**Data records:**
****************************************

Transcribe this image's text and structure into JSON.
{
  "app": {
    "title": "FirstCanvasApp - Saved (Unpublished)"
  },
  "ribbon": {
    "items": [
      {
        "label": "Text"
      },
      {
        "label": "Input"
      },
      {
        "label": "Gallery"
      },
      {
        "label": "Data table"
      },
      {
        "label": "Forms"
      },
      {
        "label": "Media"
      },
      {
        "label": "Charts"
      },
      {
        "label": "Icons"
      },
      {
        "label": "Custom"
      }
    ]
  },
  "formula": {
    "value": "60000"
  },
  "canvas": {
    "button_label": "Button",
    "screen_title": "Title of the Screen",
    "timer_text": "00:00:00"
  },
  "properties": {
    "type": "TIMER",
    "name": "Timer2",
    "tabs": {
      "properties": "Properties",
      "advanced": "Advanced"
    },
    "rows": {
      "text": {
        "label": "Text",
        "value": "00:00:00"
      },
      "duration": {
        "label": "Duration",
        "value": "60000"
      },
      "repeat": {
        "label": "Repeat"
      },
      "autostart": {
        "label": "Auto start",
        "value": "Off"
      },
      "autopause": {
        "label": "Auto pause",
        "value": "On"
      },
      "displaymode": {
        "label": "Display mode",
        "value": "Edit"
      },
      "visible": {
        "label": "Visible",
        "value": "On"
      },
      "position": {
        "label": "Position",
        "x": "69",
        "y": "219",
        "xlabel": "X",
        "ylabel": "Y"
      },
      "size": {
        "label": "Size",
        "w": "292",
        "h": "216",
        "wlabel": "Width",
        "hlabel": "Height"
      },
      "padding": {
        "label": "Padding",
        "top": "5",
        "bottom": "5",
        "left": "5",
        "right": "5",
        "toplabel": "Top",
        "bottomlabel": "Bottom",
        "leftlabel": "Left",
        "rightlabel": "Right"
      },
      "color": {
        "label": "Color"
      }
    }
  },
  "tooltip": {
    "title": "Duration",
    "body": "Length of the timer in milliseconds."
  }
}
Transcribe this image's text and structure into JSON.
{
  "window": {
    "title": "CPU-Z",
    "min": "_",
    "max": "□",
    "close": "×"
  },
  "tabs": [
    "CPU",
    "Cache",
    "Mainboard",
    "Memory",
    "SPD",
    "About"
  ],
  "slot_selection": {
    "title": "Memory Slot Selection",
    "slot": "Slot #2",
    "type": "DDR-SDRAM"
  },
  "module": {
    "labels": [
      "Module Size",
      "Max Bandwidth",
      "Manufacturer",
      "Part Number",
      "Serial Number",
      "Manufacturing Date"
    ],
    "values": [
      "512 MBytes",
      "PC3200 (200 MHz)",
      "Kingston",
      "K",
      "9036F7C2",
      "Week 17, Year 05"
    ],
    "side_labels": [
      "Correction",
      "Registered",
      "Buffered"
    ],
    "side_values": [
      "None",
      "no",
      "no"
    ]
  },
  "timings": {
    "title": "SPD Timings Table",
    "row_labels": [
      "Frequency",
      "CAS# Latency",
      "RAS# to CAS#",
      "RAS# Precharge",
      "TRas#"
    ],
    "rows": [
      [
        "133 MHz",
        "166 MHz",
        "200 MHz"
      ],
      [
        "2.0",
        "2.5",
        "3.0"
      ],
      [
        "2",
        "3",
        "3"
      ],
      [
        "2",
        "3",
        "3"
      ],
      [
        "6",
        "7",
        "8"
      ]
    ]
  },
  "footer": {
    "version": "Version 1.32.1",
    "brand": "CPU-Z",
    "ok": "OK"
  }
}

****************************************

**What the exercise asks:** Of the lines above, how many contain the word "Memory"? Provide the number and nothing else.

**Response:** 2